++++ STORED RECORDS ++++
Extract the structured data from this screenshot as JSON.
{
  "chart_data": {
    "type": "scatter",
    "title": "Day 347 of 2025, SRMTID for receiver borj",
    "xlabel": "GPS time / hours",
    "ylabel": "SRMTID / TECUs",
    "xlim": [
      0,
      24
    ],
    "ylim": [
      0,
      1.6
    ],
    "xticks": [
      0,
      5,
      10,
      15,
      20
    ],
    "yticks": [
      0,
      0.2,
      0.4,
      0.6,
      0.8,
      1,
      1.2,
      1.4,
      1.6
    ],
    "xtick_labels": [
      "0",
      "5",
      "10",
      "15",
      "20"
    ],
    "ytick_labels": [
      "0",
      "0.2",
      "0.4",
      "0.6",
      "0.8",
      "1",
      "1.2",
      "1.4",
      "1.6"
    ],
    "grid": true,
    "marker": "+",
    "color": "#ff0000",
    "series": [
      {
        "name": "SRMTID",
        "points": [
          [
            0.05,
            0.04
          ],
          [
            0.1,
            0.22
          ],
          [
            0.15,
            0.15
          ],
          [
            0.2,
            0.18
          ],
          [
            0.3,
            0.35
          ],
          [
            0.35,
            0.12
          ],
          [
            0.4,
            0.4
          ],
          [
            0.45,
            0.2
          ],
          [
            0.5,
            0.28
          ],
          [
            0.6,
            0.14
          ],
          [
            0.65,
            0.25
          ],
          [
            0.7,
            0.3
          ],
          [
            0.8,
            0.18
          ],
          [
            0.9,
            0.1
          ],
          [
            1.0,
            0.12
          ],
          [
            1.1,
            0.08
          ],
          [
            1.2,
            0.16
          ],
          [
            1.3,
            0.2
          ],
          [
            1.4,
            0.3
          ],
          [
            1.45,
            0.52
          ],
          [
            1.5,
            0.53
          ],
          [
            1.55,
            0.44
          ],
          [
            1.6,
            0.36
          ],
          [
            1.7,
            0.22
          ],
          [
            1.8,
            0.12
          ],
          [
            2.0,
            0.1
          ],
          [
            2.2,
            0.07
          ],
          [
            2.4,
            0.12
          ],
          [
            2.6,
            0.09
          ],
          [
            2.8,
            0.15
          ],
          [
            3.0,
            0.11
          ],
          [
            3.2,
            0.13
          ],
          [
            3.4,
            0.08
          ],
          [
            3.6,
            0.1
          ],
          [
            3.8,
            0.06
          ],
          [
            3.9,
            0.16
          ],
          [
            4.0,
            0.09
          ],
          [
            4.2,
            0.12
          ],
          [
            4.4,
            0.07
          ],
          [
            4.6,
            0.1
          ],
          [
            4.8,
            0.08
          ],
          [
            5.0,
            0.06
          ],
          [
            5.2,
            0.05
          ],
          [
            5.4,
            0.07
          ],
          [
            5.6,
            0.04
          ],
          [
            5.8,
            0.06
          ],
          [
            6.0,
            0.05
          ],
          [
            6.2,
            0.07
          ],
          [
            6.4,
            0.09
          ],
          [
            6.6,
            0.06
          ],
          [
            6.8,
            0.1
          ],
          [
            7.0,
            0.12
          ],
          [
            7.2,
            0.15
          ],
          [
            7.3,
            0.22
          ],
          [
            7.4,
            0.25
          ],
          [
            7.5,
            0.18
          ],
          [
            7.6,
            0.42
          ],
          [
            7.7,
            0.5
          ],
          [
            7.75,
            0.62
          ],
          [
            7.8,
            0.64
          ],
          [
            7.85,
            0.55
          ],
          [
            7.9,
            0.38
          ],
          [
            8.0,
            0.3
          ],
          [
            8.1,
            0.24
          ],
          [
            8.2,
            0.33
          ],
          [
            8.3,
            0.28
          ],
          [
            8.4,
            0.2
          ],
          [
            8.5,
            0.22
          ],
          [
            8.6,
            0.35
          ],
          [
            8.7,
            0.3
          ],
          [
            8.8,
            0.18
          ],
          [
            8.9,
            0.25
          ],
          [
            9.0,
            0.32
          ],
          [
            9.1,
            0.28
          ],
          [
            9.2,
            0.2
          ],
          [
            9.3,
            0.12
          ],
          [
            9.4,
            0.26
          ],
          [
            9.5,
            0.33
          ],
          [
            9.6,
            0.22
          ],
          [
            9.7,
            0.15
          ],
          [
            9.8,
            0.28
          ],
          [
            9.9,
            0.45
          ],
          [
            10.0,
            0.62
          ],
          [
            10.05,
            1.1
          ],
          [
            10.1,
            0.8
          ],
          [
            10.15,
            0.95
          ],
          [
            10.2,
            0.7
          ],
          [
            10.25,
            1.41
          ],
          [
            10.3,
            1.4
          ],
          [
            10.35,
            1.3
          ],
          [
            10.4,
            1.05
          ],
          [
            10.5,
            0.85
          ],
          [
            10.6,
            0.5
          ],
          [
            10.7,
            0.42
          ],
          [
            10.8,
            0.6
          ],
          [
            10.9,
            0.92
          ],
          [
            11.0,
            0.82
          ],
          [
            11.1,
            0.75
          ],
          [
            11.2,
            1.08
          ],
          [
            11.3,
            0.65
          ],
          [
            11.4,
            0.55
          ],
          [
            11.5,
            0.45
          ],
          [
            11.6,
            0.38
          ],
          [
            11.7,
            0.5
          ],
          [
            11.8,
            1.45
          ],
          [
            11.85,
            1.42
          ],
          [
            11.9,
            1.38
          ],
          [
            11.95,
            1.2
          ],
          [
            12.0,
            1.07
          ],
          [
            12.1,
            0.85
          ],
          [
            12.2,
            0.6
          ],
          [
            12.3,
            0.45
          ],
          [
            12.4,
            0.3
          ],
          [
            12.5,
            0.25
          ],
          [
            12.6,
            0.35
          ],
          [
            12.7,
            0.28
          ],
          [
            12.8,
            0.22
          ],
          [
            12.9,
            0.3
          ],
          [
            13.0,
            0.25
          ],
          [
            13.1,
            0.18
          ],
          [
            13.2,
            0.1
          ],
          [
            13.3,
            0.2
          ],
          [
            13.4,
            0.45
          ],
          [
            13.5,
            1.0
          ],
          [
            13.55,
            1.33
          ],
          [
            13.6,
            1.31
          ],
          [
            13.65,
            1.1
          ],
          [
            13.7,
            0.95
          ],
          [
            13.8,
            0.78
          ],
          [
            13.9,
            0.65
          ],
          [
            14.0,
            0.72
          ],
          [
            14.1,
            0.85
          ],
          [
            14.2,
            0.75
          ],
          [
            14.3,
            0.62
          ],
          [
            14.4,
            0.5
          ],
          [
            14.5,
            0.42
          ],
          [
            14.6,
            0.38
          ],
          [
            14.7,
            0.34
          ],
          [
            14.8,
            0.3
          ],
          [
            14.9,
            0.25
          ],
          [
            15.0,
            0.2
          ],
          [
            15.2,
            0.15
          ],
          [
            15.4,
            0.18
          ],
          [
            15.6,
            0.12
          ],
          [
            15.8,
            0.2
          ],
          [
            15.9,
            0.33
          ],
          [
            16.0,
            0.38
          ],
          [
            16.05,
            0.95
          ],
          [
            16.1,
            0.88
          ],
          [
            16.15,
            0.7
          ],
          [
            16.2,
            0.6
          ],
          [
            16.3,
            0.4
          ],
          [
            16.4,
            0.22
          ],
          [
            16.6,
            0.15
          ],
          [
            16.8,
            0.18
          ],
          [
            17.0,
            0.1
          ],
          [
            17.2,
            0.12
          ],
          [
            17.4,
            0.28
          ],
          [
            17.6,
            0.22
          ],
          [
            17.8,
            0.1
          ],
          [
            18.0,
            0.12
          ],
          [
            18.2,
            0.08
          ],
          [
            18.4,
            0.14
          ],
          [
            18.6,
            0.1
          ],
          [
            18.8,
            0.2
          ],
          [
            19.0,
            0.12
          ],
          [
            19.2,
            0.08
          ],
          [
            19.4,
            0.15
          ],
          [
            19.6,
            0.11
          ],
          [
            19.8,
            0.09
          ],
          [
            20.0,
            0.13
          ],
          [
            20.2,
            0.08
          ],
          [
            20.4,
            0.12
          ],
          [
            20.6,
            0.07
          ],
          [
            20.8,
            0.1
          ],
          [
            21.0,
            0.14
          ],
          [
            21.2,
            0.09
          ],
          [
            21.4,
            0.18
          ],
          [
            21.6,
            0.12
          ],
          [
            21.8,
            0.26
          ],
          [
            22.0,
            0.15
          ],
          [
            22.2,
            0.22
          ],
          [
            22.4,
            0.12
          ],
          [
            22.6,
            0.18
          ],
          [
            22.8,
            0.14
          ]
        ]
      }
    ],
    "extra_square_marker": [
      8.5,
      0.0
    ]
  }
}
++++
# WORK TO DO
Scan the material above. Copy each line where "SRMTID" occurs.

# FINAL RESULT
    "title": "Day 347 of 2025, SRMTID for receiver borj",
    "ylabel": "SRMTID / TECUs",
        "name": "SRMTID",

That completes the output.